Aim of the exercise
Everything from the line that contains "Enumerate this screenshot's" through the final line of the records below should be quoted exactly, except the pictures.

Stored data
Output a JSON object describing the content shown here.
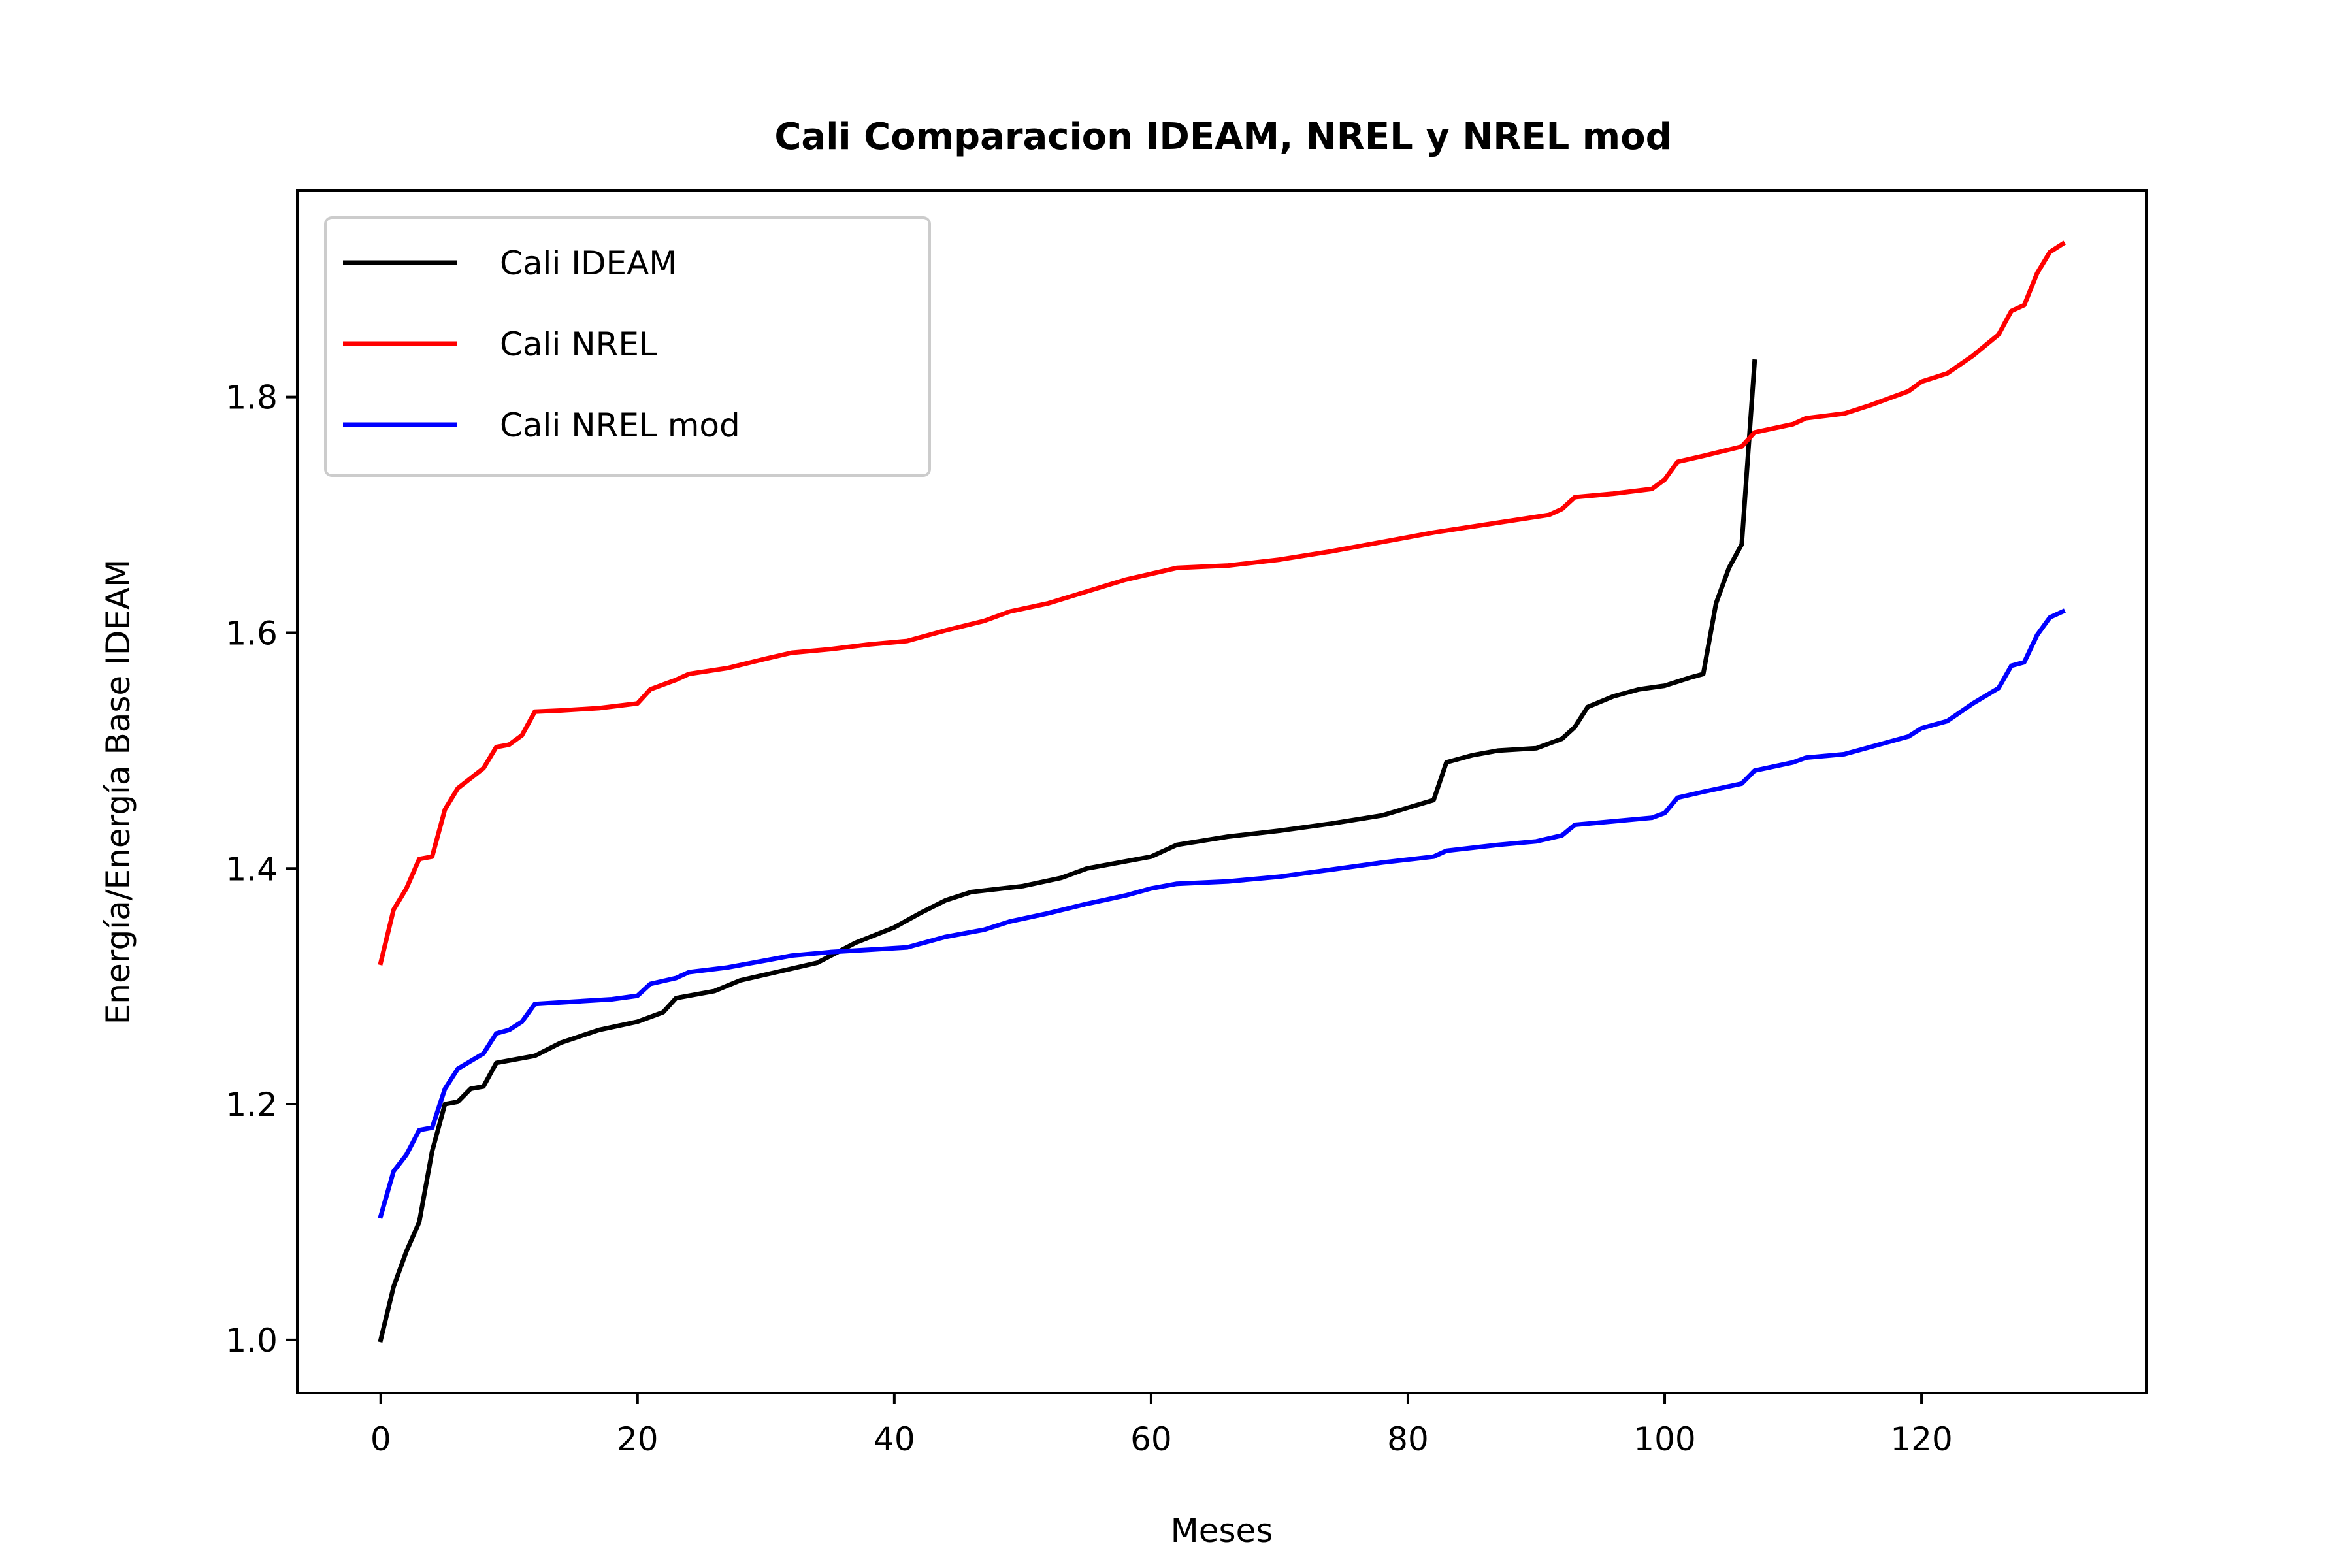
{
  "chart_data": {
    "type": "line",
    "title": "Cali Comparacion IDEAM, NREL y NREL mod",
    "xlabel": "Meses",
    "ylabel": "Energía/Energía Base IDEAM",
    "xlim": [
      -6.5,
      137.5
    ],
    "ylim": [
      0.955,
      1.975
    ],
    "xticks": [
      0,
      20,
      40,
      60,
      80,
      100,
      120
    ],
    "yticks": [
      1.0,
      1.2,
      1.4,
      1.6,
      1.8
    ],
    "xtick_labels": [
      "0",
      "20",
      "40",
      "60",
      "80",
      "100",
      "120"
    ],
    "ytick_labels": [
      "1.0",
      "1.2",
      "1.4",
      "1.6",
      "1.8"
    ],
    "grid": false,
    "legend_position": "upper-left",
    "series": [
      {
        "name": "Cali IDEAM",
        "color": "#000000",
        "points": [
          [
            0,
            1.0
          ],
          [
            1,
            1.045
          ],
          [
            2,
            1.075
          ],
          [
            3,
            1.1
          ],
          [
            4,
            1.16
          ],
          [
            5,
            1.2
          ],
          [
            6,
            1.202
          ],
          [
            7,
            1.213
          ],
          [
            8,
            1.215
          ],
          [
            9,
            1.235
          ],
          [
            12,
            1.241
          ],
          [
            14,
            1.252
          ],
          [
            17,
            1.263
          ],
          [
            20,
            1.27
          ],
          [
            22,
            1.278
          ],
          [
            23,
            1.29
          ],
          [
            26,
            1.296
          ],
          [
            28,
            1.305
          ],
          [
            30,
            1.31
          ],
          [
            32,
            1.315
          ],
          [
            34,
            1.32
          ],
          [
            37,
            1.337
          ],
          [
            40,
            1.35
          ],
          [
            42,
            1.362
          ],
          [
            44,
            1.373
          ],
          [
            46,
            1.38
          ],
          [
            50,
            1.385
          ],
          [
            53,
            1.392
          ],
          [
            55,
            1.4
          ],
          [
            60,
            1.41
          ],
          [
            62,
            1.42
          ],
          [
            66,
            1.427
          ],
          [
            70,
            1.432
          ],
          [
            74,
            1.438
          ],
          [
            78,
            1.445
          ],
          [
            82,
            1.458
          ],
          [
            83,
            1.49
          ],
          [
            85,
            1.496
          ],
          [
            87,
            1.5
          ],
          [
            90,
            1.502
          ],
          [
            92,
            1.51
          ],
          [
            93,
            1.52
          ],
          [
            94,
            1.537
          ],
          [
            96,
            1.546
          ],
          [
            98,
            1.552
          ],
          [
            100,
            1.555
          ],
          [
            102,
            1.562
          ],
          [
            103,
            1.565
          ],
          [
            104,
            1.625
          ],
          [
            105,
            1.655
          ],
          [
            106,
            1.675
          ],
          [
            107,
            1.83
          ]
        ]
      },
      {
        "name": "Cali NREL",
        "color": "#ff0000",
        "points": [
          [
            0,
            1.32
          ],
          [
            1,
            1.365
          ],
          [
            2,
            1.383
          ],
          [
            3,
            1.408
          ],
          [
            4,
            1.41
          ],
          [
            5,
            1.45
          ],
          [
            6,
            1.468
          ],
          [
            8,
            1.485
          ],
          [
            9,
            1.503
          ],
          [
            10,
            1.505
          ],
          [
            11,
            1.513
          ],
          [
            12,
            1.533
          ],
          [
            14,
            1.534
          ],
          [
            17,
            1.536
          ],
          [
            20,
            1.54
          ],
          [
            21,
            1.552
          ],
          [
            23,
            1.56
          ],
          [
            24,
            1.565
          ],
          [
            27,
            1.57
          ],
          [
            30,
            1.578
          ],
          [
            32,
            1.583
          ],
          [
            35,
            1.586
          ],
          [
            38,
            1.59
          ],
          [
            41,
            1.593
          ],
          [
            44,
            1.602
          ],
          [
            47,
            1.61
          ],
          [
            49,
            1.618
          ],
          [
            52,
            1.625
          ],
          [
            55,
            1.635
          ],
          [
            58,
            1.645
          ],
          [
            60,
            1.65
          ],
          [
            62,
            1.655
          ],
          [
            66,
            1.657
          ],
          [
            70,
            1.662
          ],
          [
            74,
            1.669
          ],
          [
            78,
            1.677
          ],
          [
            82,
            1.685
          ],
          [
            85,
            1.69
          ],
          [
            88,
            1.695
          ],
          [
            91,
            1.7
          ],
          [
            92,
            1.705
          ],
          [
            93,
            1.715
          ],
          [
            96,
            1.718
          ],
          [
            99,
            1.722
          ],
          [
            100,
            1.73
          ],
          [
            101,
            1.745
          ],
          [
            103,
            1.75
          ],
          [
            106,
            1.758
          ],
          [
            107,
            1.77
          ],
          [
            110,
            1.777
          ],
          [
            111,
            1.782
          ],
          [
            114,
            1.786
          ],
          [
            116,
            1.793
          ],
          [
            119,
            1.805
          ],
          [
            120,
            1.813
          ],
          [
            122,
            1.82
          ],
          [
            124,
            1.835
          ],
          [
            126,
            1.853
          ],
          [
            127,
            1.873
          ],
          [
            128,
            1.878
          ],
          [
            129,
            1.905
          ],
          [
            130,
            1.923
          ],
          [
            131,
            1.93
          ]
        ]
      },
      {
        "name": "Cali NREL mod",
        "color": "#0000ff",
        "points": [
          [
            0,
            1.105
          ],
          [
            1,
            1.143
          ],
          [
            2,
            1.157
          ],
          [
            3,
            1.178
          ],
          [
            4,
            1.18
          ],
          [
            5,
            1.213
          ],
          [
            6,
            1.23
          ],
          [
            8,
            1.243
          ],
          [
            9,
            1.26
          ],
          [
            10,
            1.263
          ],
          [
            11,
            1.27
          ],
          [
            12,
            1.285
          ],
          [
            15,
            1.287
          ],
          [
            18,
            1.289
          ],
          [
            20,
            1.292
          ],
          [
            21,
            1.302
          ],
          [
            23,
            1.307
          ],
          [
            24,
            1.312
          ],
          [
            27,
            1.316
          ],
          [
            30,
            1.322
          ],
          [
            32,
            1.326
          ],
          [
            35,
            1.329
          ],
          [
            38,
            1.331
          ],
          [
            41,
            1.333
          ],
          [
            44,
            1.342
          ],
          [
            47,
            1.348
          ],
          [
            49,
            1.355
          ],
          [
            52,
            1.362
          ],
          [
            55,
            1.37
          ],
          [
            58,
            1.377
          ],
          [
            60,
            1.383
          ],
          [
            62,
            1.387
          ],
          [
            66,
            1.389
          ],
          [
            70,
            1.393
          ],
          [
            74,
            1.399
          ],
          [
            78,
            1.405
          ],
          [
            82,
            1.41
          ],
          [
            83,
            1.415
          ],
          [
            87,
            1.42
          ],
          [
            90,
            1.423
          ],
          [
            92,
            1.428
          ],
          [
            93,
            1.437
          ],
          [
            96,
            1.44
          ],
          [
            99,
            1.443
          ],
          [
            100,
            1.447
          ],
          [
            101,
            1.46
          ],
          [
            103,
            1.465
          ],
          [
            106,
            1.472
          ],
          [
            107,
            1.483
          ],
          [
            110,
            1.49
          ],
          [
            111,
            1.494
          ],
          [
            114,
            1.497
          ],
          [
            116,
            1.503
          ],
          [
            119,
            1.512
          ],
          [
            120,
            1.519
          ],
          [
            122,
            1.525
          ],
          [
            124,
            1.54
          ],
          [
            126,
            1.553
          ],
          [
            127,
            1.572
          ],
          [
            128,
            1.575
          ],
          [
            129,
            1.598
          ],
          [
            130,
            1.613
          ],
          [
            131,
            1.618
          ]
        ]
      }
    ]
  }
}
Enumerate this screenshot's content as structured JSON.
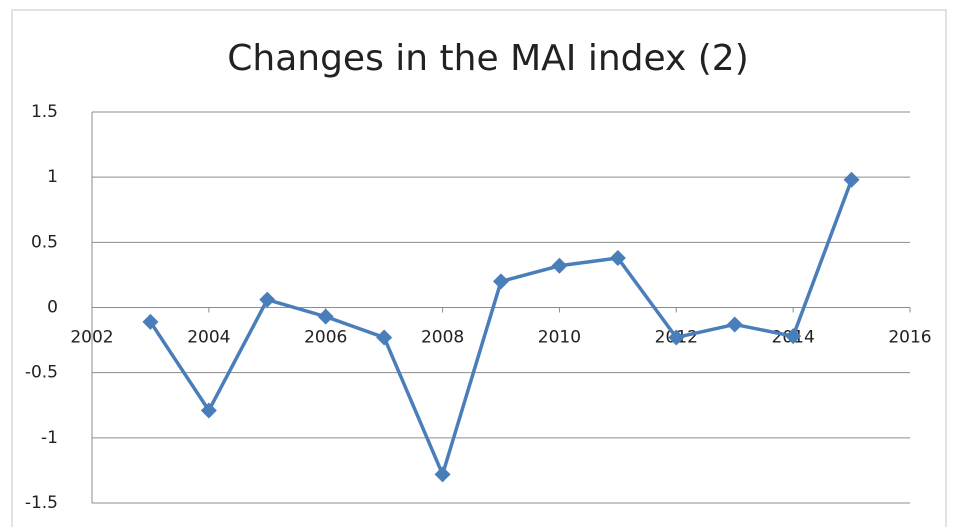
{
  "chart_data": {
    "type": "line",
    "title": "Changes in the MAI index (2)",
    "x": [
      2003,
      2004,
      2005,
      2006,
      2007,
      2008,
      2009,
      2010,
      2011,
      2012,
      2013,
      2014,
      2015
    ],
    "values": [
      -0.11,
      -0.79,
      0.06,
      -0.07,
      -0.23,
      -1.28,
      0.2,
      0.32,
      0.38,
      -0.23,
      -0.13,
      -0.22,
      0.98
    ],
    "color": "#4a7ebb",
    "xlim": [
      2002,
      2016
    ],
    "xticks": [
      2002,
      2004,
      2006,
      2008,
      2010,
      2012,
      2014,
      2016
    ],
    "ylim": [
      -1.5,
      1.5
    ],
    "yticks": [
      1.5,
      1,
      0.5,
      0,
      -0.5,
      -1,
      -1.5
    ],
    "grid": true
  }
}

Complete answer
Enumerate this screenshot's content as structured JSON.
{
  "chart_data": {
    "type": "line",
    "title": "Changes in the MAI index (2)",
    "x": [
      2003,
      2004,
      2005,
      2006,
      2007,
      2008,
      2009,
      2010,
      2011,
      2012,
      2013,
      2014,
      2015
    ],
    "values": [
      -0.11,
      -0.79,
      0.06,
      -0.07,
      -0.23,
      -1.28,
      0.2,
      0.32,
      0.38,
      -0.23,
      -0.13,
      -0.22,
      0.98
    ],
    "color": "#4a7ebb",
    "xlim": [
      2002,
      2016
    ],
    "xticks": [
      2002,
      2004,
      2006,
      2008,
      2010,
      2012,
      2014,
      2016
    ],
    "ylim": [
      -1.5,
      1.5
    ],
    "yticks": [
      1.5,
      1,
      0.5,
      0,
      -0.5,
      -1,
      -1.5
    ],
    "grid": true
  }
}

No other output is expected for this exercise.